LISTED RECORDS —
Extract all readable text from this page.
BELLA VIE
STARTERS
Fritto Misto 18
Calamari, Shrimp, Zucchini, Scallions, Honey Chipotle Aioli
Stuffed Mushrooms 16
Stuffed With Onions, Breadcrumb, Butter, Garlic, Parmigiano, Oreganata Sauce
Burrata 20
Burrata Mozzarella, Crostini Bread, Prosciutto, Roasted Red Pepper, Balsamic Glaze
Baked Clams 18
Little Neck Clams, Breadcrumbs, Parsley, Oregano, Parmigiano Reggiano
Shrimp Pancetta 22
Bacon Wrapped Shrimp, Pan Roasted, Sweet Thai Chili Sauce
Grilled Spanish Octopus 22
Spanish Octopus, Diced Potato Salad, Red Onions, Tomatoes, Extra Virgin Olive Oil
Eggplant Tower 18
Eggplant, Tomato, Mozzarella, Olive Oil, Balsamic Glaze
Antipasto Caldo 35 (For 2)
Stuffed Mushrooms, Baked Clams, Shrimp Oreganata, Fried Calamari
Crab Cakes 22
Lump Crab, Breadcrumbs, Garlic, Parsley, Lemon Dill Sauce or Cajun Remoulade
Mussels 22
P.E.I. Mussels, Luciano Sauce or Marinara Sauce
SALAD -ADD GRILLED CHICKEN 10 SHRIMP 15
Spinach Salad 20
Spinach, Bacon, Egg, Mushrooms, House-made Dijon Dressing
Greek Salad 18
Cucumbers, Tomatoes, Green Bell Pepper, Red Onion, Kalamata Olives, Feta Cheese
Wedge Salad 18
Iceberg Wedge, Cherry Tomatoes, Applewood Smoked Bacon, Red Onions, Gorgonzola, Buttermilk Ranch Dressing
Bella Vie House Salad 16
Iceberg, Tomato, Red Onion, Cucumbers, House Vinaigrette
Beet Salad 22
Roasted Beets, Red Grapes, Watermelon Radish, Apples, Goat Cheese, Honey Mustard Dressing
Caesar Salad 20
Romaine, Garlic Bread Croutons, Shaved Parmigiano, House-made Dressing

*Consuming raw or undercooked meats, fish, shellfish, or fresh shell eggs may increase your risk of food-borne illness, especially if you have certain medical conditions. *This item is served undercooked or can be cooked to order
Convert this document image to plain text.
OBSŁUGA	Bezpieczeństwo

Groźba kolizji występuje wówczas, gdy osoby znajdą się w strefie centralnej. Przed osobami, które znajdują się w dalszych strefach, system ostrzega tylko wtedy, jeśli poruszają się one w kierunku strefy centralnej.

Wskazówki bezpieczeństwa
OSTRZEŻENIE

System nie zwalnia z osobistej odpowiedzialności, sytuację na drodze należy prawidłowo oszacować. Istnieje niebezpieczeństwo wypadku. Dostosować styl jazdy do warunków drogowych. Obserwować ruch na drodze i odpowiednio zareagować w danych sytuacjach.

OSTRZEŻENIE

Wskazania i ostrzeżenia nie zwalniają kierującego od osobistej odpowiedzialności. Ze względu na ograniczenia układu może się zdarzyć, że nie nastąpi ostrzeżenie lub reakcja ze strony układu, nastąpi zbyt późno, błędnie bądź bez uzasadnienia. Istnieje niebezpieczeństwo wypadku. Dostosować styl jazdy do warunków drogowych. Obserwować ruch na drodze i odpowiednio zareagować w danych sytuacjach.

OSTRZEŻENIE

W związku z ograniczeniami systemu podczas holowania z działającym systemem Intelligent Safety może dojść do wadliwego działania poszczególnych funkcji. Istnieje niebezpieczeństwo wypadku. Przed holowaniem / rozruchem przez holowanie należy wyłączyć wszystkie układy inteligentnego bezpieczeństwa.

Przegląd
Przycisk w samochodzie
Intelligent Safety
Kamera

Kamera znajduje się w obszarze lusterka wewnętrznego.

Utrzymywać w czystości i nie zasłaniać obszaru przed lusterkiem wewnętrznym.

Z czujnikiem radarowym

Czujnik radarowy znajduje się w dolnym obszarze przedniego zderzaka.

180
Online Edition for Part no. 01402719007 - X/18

SET PROBLEM — Set down the entries above again, word for word.

THE OUTPUT —
Extract all readable text from this page.
BELLA VIE
STARTERS
Fritto Misto 18
Calamari, Shrimp, Zucchini, Scallions, Honey Chipotle Aioli
Stuffed Mushrooms 16
Stuffed With Onions, Breadcrumb, Butter, Garlic, Parmigiano, Oreganata Sauce
Burrata 20
Burrata Mozzarella, Crostini Bread, Prosciutto, Roasted Red Pepper, Balsamic Glaze
Baked Clams 18
Little Neck Clams, Breadcrumbs, Parsley, Oregano, Parmigiano Reggiano
Shrimp Pancetta 22
Bacon Wrapped Shrimp, Pan Roasted, Sweet Thai Chili Sauce
Grilled Spanish Octopus 22
Spanish Octopus, Diced Potato Salad, Red Onions, Tomatoes, Extra Virgin Olive Oil
Eggplant Tower 18
Eggplant, Tomato, Mozzarella, Olive Oil, Balsamic Glaze
Antipasto Caldo 35 (For 2)
Stuffed Mushrooms, Baked Clams, Shrimp Oreganata, Fried Calamari
Crab Cakes 22
Lump Crab, Breadcrumbs, Garlic, Parsley, Lemon Dill Sauce or Cajun Remoulade
Mussels 22
P.E.I. Mussels, Luciano Sauce or Marinara Sauce
SALAD -ADD GRILLED CHICKEN 10 SHRIMP 15
Spinach Salad 20
Spinach, Bacon, Egg, Mushrooms, House-made Dijon Dressing
Greek Salad 18
Cucumbers, Tomatoes, Green Bell Pepper, Red Onion, Kalamata Olives, Feta Cheese
Wedge Salad 18
Iceberg Wedge, Cherry Tomatoes, Applewood Smoked Bacon, Red Onions, Gorgonzola, Buttermilk Ranch Dressing
Bella Vie House Salad 16
Iceberg, Tomato, Red Onion, Cucumbers, House Vinaigrette
Beet Salad 22
Roasted Beets, Red Grapes, Watermelon Radish, Apples, Goat Cheese, Honey Mustard Dressing
Caesar Salad 20
Romaine, Garlic Bread Croutons, Shaved Parmigiano, House-made Dressing

*Consuming raw or undercooked meats, fish, shellfish, or fresh shell eggs may increase your risk of food-borne illness, especially if you have certain medical conditions. *This item is served undercooked or can be cooked to order
Convert this document image to plain text.
OBSŁUGA	Bezpieczeństwo

Groźba kolizji występuje wówczas, gdy osoby znajdą się w strefie centralnej. Przed osobami, które znajdują się w dalszych strefach, system ostrzega tylko wtedy, jeśli poruszają się one w kierunku strefy centralnej.

Wskazówki bezpieczeństwa
OSTRZEŻENIE

System nie zwalnia z osobistej odpowiedzialności, sytuację na drodze należy prawidłowo oszacować. Istnieje niebezpieczeństwo wypadku. Dostosować styl jazdy do warunków drogowych. Obserwować ruch na drodze i odpowiednio zareagować w danych sytuacjach.

OSTRZEŻENIE

Wskazania i ostrzeżenia nie zwalniają kierującego od osobistej odpowiedzialności. Ze względu na ograniczenia układu może się zdarzyć, że nie nastąpi ostrzeżenie lub reakcja ze strony układu, nastąpi zbyt późno, błędnie bądź bez uzasadnienia. Istnieje niebezpieczeństwo wypadku. Dostosować styl jazdy do warunków drogowych. Obserwować ruch na drodze i odpowiednio zareagować w danych sytuacjach.

OSTRZEŻENIE

W związku z ograniczeniami systemu podczas holowania z działającym systemem Intelligent Safety może dojść do wadliwego działania poszczególnych funkcji. Istnieje niebezpieczeństwo wypadku. Przed holowaniem / rozruchem przez holowanie należy wyłączyć wszystkie układy inteligentnego bezpieczeństwa.

Przegląd
Przycisk w samochodzie
Intelligent Safety
Kamera

Kamera znajduje się w obszarze lusterka wewnętrznego.

Utrzymywać w czystości i nie zasłaniać obszaru przed lusterkiem wewnętrznym.

Z czujnikiem radarowym

Czujnik radarowy znajduje się w dolnym obszarze przedniego zderzaka.

180
Online Edition for Part no. 01402719007 - X/18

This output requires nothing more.